RECORDED INFORMATION:
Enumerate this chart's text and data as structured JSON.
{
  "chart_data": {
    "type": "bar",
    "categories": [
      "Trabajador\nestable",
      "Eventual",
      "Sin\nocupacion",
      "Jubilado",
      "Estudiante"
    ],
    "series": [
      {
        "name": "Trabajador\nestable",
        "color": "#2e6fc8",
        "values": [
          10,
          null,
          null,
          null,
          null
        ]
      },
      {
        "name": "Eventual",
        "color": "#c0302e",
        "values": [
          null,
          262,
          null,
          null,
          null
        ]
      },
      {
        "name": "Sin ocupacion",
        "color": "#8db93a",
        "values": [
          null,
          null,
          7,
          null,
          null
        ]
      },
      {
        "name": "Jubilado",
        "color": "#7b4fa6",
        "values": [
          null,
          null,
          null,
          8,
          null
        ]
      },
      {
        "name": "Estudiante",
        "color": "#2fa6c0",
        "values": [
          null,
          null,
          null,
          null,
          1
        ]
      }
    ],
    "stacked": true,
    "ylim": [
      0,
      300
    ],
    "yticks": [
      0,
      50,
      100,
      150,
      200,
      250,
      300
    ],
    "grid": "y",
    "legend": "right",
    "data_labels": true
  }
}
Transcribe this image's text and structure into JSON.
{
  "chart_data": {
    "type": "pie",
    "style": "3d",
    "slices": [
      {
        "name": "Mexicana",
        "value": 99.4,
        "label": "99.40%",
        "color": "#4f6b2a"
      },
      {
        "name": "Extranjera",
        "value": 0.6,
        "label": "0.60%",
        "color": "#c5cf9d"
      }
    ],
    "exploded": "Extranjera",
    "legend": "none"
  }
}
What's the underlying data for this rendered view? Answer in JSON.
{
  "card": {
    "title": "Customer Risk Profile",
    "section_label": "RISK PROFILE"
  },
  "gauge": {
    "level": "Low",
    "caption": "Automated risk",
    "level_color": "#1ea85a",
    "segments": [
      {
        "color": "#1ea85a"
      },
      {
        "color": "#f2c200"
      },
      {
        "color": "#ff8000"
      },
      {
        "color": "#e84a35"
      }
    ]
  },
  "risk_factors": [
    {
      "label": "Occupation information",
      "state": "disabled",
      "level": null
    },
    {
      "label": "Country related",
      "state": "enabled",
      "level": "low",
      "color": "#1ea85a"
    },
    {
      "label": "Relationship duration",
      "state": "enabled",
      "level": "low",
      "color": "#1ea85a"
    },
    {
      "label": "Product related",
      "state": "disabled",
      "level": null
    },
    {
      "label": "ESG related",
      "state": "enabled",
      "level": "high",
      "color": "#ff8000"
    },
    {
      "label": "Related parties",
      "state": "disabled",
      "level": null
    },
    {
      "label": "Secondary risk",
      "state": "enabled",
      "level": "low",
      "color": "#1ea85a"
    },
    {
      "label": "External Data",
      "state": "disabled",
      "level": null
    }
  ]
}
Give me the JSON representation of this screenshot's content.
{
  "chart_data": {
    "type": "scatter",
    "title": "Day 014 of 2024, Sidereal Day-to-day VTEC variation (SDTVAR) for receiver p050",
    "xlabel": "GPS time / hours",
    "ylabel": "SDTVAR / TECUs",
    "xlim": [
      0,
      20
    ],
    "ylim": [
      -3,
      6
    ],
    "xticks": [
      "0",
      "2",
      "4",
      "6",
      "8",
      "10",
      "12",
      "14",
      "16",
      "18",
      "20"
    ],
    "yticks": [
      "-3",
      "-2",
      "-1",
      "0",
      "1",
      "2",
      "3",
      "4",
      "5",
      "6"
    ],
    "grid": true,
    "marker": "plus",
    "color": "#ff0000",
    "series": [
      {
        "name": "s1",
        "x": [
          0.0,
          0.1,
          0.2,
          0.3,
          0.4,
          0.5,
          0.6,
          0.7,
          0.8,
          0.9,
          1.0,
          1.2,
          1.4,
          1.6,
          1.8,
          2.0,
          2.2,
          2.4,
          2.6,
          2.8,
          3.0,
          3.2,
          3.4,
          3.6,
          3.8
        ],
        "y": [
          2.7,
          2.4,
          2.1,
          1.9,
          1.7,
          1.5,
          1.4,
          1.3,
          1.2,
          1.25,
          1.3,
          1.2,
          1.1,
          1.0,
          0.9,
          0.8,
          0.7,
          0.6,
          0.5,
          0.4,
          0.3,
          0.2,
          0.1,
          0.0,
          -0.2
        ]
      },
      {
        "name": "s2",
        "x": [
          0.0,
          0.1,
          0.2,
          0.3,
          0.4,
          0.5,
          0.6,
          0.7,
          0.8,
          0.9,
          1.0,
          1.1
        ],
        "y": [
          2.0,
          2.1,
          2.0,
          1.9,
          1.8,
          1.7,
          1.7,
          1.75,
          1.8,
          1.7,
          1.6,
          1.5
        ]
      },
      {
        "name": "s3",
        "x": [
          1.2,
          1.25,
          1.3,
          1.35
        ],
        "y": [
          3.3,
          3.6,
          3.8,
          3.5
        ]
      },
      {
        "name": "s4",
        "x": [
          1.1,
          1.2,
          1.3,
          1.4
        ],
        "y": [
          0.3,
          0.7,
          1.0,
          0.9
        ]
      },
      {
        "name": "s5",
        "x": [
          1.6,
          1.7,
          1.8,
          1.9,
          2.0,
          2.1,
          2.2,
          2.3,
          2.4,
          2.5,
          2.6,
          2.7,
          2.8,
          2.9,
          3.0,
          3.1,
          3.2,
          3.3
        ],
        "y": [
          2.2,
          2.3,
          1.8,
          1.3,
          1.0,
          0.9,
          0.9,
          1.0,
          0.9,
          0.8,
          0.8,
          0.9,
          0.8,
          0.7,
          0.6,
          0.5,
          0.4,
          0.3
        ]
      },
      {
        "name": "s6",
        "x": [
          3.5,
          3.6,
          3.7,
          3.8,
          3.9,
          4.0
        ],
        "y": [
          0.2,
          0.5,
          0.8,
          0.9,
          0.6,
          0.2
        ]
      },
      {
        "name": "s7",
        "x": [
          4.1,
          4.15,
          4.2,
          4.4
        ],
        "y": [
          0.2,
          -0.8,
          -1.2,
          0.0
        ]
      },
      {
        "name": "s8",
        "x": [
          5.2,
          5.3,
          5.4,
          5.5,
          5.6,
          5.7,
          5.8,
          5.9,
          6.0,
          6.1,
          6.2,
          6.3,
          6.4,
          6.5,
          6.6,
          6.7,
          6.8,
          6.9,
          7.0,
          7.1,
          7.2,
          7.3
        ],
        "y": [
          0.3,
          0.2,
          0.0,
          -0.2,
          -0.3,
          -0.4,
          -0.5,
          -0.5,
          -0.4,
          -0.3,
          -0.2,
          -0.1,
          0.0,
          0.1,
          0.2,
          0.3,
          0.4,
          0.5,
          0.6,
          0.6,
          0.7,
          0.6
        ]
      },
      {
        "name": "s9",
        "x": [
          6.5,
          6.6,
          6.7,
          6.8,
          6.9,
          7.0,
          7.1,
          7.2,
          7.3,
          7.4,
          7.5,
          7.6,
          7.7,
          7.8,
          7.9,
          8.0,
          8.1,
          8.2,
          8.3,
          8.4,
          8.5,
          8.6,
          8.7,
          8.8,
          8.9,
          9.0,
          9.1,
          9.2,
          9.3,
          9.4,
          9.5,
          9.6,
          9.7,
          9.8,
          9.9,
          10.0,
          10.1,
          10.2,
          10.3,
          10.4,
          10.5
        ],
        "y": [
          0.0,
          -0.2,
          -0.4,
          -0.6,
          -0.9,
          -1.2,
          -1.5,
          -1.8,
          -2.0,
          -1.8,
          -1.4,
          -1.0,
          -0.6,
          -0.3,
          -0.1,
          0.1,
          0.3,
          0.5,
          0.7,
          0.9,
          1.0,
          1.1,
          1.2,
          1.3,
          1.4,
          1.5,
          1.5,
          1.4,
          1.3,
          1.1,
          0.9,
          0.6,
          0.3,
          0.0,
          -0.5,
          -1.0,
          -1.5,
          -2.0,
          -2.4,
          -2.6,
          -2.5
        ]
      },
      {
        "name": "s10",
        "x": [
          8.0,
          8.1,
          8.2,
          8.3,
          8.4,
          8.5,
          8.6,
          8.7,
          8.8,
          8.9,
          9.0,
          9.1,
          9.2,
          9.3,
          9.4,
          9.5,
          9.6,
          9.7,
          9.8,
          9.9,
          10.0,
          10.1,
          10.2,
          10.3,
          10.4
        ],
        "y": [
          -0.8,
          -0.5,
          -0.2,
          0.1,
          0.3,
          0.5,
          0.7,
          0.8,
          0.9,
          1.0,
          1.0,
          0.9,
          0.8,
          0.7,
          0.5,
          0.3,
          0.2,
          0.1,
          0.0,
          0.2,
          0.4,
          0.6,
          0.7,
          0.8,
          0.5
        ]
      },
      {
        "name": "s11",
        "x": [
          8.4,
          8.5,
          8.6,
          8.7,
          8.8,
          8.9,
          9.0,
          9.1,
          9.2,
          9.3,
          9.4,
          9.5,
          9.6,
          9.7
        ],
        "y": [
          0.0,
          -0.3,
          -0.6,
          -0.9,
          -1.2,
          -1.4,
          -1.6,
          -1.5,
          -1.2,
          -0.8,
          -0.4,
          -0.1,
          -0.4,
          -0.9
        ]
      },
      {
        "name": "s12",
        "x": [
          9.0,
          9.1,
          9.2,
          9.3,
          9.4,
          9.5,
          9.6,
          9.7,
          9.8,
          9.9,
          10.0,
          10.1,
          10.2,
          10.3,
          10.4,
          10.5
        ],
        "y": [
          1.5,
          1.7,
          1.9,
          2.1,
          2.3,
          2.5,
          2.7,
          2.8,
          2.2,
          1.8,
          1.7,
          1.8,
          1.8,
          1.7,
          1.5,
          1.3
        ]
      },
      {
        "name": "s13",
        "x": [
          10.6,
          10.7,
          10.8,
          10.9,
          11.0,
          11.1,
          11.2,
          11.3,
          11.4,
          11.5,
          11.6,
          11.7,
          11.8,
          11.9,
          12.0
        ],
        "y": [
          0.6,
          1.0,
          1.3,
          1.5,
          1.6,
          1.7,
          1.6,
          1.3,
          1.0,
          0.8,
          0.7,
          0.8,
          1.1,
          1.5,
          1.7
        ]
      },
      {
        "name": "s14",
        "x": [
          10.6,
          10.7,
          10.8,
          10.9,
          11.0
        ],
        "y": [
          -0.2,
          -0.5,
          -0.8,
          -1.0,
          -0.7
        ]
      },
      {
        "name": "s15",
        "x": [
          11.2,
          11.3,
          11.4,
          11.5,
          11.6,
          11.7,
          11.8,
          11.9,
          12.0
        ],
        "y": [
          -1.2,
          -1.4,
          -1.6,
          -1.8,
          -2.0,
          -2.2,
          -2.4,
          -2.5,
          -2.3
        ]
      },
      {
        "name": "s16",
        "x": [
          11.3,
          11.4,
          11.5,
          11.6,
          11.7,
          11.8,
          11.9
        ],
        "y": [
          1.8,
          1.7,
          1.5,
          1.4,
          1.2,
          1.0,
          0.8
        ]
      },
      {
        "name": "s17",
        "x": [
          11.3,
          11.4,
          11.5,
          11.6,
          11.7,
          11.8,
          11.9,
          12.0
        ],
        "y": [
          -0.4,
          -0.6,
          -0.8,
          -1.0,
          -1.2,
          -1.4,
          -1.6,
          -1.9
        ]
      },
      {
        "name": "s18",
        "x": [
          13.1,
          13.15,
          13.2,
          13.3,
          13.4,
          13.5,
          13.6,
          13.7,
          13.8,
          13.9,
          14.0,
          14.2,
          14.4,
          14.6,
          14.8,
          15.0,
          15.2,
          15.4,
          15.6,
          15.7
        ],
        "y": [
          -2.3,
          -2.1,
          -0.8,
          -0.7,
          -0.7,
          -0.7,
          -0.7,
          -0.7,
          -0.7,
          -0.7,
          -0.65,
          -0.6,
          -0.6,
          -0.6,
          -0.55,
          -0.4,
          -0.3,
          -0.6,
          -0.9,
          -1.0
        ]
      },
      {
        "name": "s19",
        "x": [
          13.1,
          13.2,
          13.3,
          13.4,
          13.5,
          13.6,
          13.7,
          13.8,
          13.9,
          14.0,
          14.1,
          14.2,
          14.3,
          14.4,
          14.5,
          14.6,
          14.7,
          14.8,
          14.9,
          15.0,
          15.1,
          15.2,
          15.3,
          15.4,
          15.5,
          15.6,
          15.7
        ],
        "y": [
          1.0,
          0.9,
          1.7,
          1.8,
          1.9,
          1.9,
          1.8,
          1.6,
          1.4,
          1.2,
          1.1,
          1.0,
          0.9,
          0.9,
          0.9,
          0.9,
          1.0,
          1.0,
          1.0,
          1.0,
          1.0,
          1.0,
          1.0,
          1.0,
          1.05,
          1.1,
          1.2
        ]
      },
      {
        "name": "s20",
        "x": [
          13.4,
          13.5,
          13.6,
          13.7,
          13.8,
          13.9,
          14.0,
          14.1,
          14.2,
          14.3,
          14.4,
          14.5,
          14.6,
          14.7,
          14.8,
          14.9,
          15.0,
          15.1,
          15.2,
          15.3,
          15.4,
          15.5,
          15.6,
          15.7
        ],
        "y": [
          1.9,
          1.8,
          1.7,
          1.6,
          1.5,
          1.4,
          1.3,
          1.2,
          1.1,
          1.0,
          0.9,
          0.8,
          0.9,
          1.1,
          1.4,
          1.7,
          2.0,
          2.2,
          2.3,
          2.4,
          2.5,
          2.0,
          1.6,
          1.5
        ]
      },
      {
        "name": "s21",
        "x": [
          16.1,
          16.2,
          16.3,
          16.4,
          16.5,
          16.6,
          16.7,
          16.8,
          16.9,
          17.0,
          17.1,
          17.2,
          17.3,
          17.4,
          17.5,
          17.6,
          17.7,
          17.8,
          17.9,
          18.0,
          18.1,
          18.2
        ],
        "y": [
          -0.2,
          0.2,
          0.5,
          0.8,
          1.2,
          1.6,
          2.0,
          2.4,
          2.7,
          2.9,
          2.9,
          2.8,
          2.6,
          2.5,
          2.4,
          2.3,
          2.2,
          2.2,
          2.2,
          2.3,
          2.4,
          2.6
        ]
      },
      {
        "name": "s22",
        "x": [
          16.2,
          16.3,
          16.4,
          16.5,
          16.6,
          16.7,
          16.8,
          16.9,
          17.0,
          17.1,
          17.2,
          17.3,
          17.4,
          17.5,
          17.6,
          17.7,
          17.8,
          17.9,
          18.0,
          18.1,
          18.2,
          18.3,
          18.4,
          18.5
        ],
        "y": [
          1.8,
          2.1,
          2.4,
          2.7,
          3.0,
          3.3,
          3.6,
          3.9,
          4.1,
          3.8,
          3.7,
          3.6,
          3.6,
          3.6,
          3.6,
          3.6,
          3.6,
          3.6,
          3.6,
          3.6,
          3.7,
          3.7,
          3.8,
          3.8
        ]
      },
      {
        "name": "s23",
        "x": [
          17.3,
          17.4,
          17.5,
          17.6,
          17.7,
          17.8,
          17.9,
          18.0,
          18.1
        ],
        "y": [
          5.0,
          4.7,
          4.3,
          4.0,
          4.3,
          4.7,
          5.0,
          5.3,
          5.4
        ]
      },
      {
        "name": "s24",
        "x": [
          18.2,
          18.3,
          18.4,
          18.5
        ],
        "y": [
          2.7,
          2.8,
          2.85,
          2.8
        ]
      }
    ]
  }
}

DIRECTION:
Check each line of the entries for the string "SDTVAR". Copy the lines that have it.

WRITTEN SOLUTION:
    "title": "Day 014 of 2024, Sidereal Day-to-day VTEC variation (SDTVAR) for receiver p050",
    "ylabel": "SDTVAR / TECUs",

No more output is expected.